■ SET TASK 1
In the base-renaming comments, why does the first commenter want the bases renamed?

■ PAGE EXCERPT
+++++
Submitted by mgenebennett : Jun 12, 2020 10:52am

They were traitors to the United States and killed American Soldiers. The bases were only named after them during WW1 to appease segregationists. Rename them after real American heroes who died under the US flag who were stationed at those posts.

Submitted by BillCork : Jun 12, 2020 12:22pm

I'll pray for you read they was us veterans

Submitted by rwwracing70 : Jul 24, 2020 5:38pm

YOU are the traitor!! You are a traitor to the veterans who have served in every war on USA soils and abroad to protect the freedoms that YOU, and every black person in America enjoys TODAY. YOU are the traitor to the families, and the decedents whose lives, limbs and minds were given as they served and fought to protect our way of life be it 200+ years ago or 2 years ago. YOU are the traitor to the very country that has afforded you the freedom of opportunities you have access to made possible ONLY because of those who gave their lives, their limbs and their sound minds so that YOU, the traitor you are, can enjoy what they gave up for YOU - the traitor. YOU are no better than those traitors who have no respect, no regard, NO CARE for the ones who deserve the be honored by having a military installation named for them, songs written about them, flags designed and flown for them, statues standing erect and proudly honoring them, days designated to pause and honor them, streets named in their honor, cities named in their honor and the list continues - but can NEVER cover the sacrifice they made for me and YOU and all the ungrateful black folks who are filled with only hatred for those who have taken care of them from the day they first set foot on American soils - hundreds of years ago. So, if YOU - the REAL TRAITOR that you are feel so strongly about how our Confederate soldiers were traitors who killed American Soldiers - then why do you continue to make America your place of residence. I won't call it "home" to you because you do not have respect for those who made this "HOME" for REAL AMERICANS.

Submitted by lyndawylie13 : Jul 25, 2020 12:12pm

"all the ungrateful black folks who are filled with only hatred for those who have taken care of them from the day they first set foot on American soils" ---Are you serious? You think slavery was an act of love and kindness? You think real Americans enslave, rape, and murder people who they keep in chains for hundreds of years? Your idea of America sucks. Following your logic the Japanese were loving captors of our troops in WW2.
+++++
■ SET TASK 2
In the rows, rewrite the stretch from "progress-bar-value: 100 (1678, 987, 1705, 1006)" through "before-coaching-card: QA RESULTS", replacing "QA RESULTS" with "QUALITY RESULTS" and keeping everything else unchanged.

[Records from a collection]
+++++
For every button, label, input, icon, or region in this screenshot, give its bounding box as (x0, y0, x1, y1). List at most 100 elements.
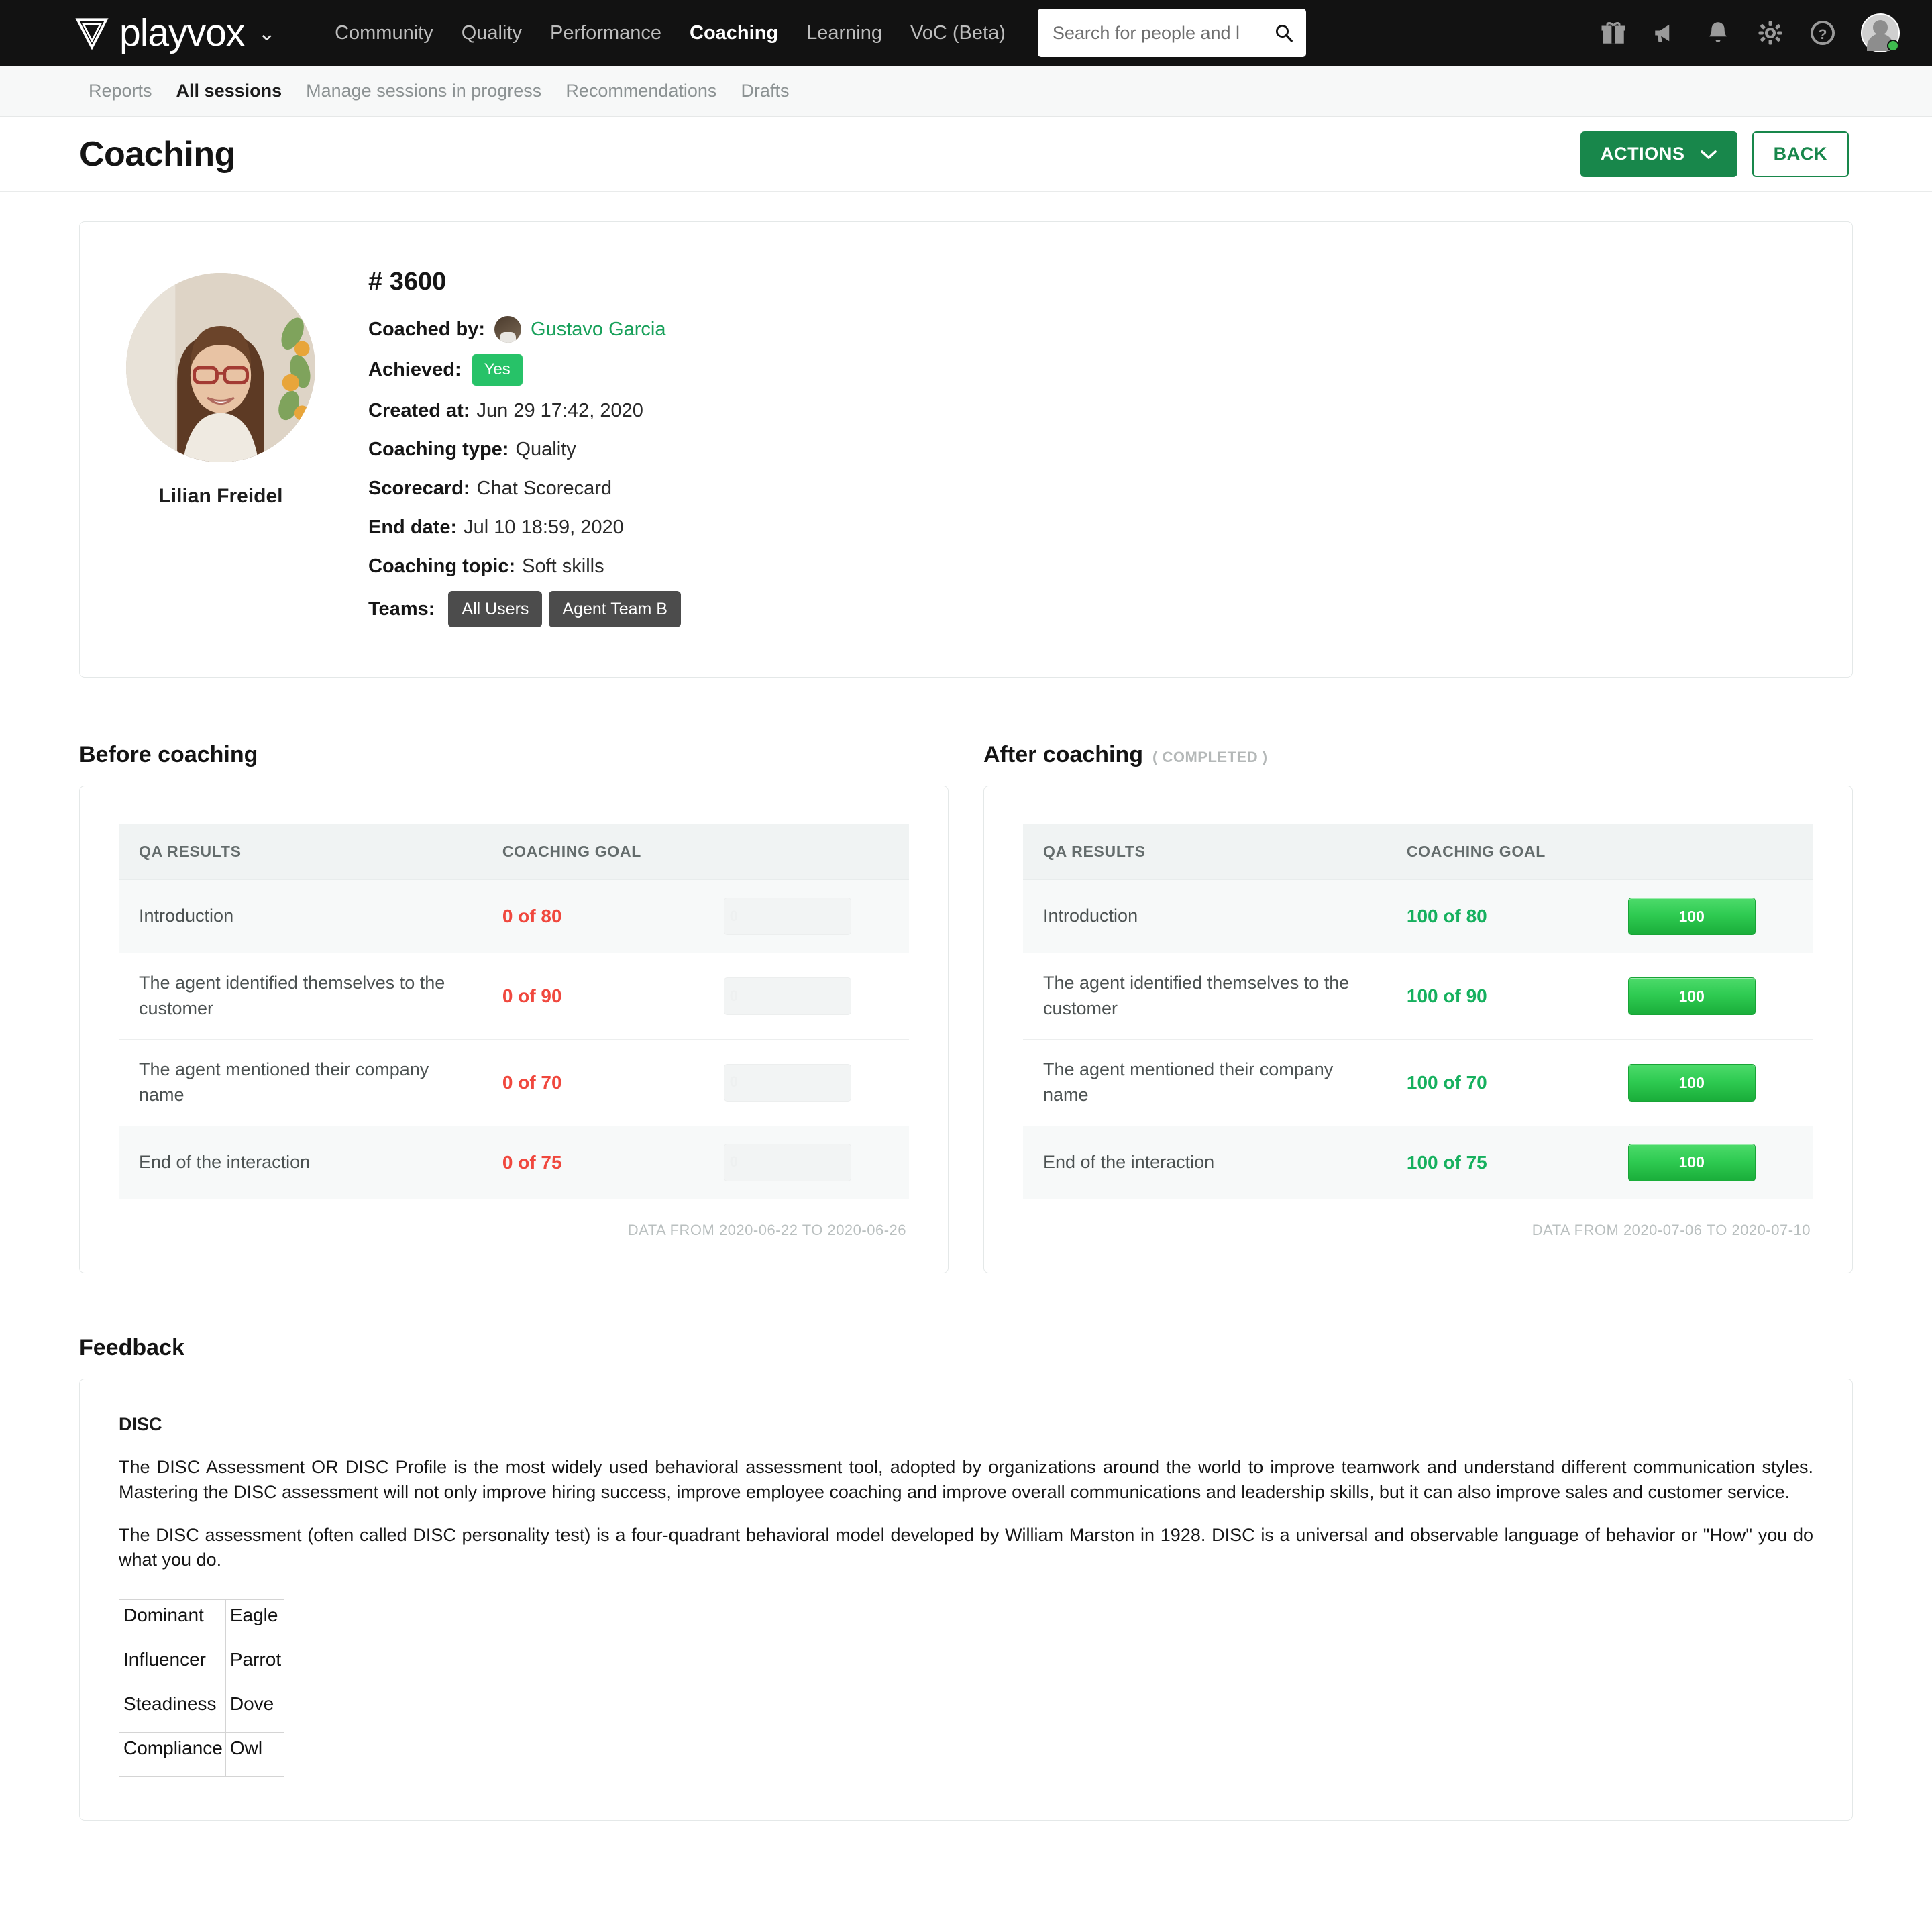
progress-bar-value: 100 (1678, 987, 1705, 1006)
before-qa-table: QA RESULTS COACHING GOAL Introduction 0 … (119, 824, 909, 1199)
coaching-type-label: Coaching type: (368, 438, 509, 460)
table-row: The agent mentioned their company name 1… (1023, 1039, 1813, 1126)
table-row: The agent identified themselves to the c… (119, 953, 909, 1040)
coaching-goal-value: 0 of 80 (502, 906, 562, 927)
avatar-head (1873, 20, 1888, 35)
qa-item-name: Introduction (119, 879, 482, 954)
disc-trait-table: Dominant Eagle Influencer Parrot Steadin… (119, 1599, 285, 1777)
end-date-value: Jul 10 18:59, 2020 (464, 516, 624, 538)
back-button[interactable]: BACK (1752, 131, 1849, 177)
chevron-down-icon (1700, 150, 1717, 159)
col-qa-results: QA RESULTS (119, 824, 482, 881)
subnav-item-drafts[interactable]: Drafts (741, 80, 789, 101)
before-coaching-heading: Before coaching (79, 742, 949, 768)
before-coaching-card: QA RESULTS COACHING GOAL Introduction 0 … (79, 786, 949, 1273)
nav-item-voc-beta[interactable]: VoC (Beta) (910, 22, 1006, 44)
agent-portrait-illustration (126, 273, 315, 462)
qa-item-name: End of the interaction (1023, 1126, 1387, 1199)
detail-coached-by: Coached by: Gustavo Garcia (368, 315, 1805, 343)
disc-bird: Dove (225, 1688, 285, 1733)
nav-item-quality[interactable]: Quality (462, 22, 522, 44)
svg-text:?: ? (1819, 27, 1827, 42)
progress-bar-value: 100 (1678, 1153, 1705, 1171)
detail-coaching-topic: Coaching topic: Soft skills (368, 552, 1805, 580)
agent-photo (126, 273, 315, 462)
table-row: End of the interaction 100 of 75 100 (1023, 1126, 1813, 1199)
created-at-label: Created at: (368, 399, 470, 421)
col-coaching-goal: COACHING GOAL (1386, 824, 1608, 881)
subnav-item-recommendations[interactable]: Recommendations (566, 80, 716, 101)
qa-item-name: End of the interaction (119, 1126, 482, 1199)
end-date-label: End date: (368, 516, 458, 538)
coaching-goal-value: 100 of 80 (1406, 906, 1487, 927)
progress-bar-value: 0 (729, 1073, 738, 1091)
table-row: The agent identified themselves to the c… (1023, 953, 1813, 1040)
page-content: Lilian Freidel # 3600 Coached by: Gustav… (0, 221, 1932, 1821)
search-box[interactable] (1037, 9, 1306, 57)
coaching-goal-value: 100 of 70 (1406, 1071, 1487, 1093)
team-badge: All Users (448, 591, 543, 628)
before-heading-label: Before coaching (79, 742, 258, 768)
before-after-section: Before coaching QA RESULTS COACHING GOAL… (79, 742, 1853, 1273)
avatar[interactable] (1861, 13, 1900, 52)
help-icon[interactable]: ? (1809, 19, 1837, 47)
coaching-topic-label: Coaching topic: (368, 555, 516, 578)
coached-by-label: Coached by: (368, 319, 486, 340)
coaching-goal-value: 0 of 75 (502, 1151, 562, 1173)
search-icon[interactable] (1274, 23, 1294, 43)
megaphone-icon[interactable] (1652, 19, 1680, 47)
online-status-dot (1887, 40, 1899, 52)
playvox-logo[interactable]: playvox ⌄ (74, 11, 276, 54)
scorecard-value: Chat Scorecard (476, 477, 612, 499)
subnav-item-reports[interactable]: Reports (89, 80, 152, 101)
brand-chevron-down-icon[interactable]: ⌄ (258, 20, 276, 46)
col-coaching-goal: COACHING GOAL (482, 824, 704, 881)
subnav-item-all-sessions[interactable]: All sessions (176, 80, 282, 101)
nav-item-coaching[interactable]: Coaching (690, 22, 778, 44)
feedback-title: DISC (119, 1413, 162, 1434)
disc-bird: Parrot (225, 1644, 285, 1689)
before-coaching-column: Before coaching QA RESULTS COACHING GOAL… (79, 742, 949, 1273)
created-at-value: Jun 29 17:42, 2020 (476, 399, 643, 421)
progress-bar-value: 100 (1678, 908, 1705, 926)
detail-teams: Teams: All Users Agent Team B (368, 591, 1805, 628)
achieved-badge: Yes (472, 354, 523, 386)
after-coaching-card: QA RESULTS COACHING GOAL Introduction 10… (983, 786, 1853, 1273)
coach-name-link[interactable]: Gustavo Garcia (531, 315, 665, 343)
qa-item-name: The agent mentioned their company name (1023, 1039, 1387, 1126)
after-status-badge: ( COMPLETED ) (1152, 749, 1268, 766)
disc-trait: Compliance (119, 1731, 226, 1777)
coaching-topic-value: Soft skills (522, 555, 604, 578)
coaching-goal-value: 0 of 90 (502, 985, 562, 1007)
page-header: Coaching ACTIONS BACK (0, 117, 1932, 192)
session-details-column: # 3600 Coached by: Gustavo Garcia Achiev… (368, 261, 1805, 638)
progress-bar-value: 0 (729, 907, 738, 924)
nav-item-community[interactable]: Community (335, 22, 433, 44)
table-header-row: QA RESULTS COACHING GOAL (119, 824, 909, 881)
after-qa-table: QA RESULTS COACHING GOAL Introduction 10… (1023, 824, 1813, 1199)
progress-bar-value: 100 (1678, 1073, 1705, 1091)
table-row: Steadiness Dove (119, 1688, 285, 1733)
before-data-range: DATA FROM 2020-06-22 TO 2020-06-26 (627, 1221, 906, 1238)
progress-bar: 100 (1627, 977, 1756, 1016)
brand-text: playvox (119, 11, 245, 54)
primary-nav: Community Quality Performance Coaching L… (335, 22, 1006, 44)
feedback-section: Feedback DISC The DISC Assessment OR DIS… (79, 1335, 1853, 1821)
gift-icon[interactable] (1599, 19, 1627, 47)
actions-button-label: ACTIONS (1600, 144, 1685, 164)
search-input[interactable] (1052, 22, 1274, 44)
col-progress (703, 824, 909, 881)
actions-button[interactable]: ACTIONS (1580, 131, 1737, 177)
progress-bar: 0 (723, 1143, 851, 1181)
agent-name: Lilian Freidel (158, 485, 283, 507)
after-data-range: DATA FROM 2020-07-06 TO 2020-07-10 (1532, 1221, 1811, 1238)
qa-item-name: The agent mentioned their company name (119, 1039, 482, 1126)
after-coaching-heading: After coaching ( COMPLETED ) (983, 742, 1853, 768)
nav-item-learning[interactable]: Learning (806, 22, 882, 44)
gear-icon[interactable] (1756, 19, 1784, 47)
disc-bird: Owl (225, 1731, 285, 1777)
nav-item-performance[interactable]: Performance (550, 22, 661, 44)
subnav-item-manage-sessions[interactable]: Manage sessions in progress (306, 80, 541, 101)
table-row: Introduction 100 of 80 100 (1023, 879, 1813, 954)
bell-icon[interactable] (1704, 19, 1732, 47)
+++++
■ RIGHT ANSWER 1
The first commenter says the men the bases were named after were traitors to the United States who killed American soldiers. The bases were named after them only during WW1 to appease segregationists. The commenter wants the bases renamed after real American heroes who died under the US flag and were stationed at those posts.

■ RIGHT ANSWER 2
progress-bar-value: 100 (1678, 987, 1705, 1006)
before-qa-table: QUALITY RESULTS COACHING GOAL Introduction 0 … (119, 824, 909, 1199)
coaching-type-label: Coaching type: (368, 438, 509, 460)
table-row: The agent mentioned their company name 1… (1023, 1039, 1813, 1126)
table-row: The agent identified themselves to the c… (119, 953, 909, 1040)
coaching-goal-value: 0 of 80 (502, 906, 562, 927)
avatar-head (1873, 20, 1888, 35)
qa-item-name: Introduction (119, 879, 482, 954)
disc-trait-table: Dominant Eagle Influencer Parrot Steadin… (119, 1599, 285, 1777)
end-date-value: Jul 10 18:59, 2020 (464, 516, 624, 538)
back-button[interactable]: BACK (1752, 131, 1849, 177)
chevron-down-icon (1700, 150, 1717, 159)
col-qa-results: QUALITY RESULTS (119, 824, 482, 881)
subnav-item-drafts[interactable]: Drafts (741, 80, 789, 101)
before-coaching-heading: Before coaching (79, 742, 949, 768)
before-coaching-card: QUALITY RESULTS COACHING GOAL Introduction 0 … (79, 786, 949, 1273)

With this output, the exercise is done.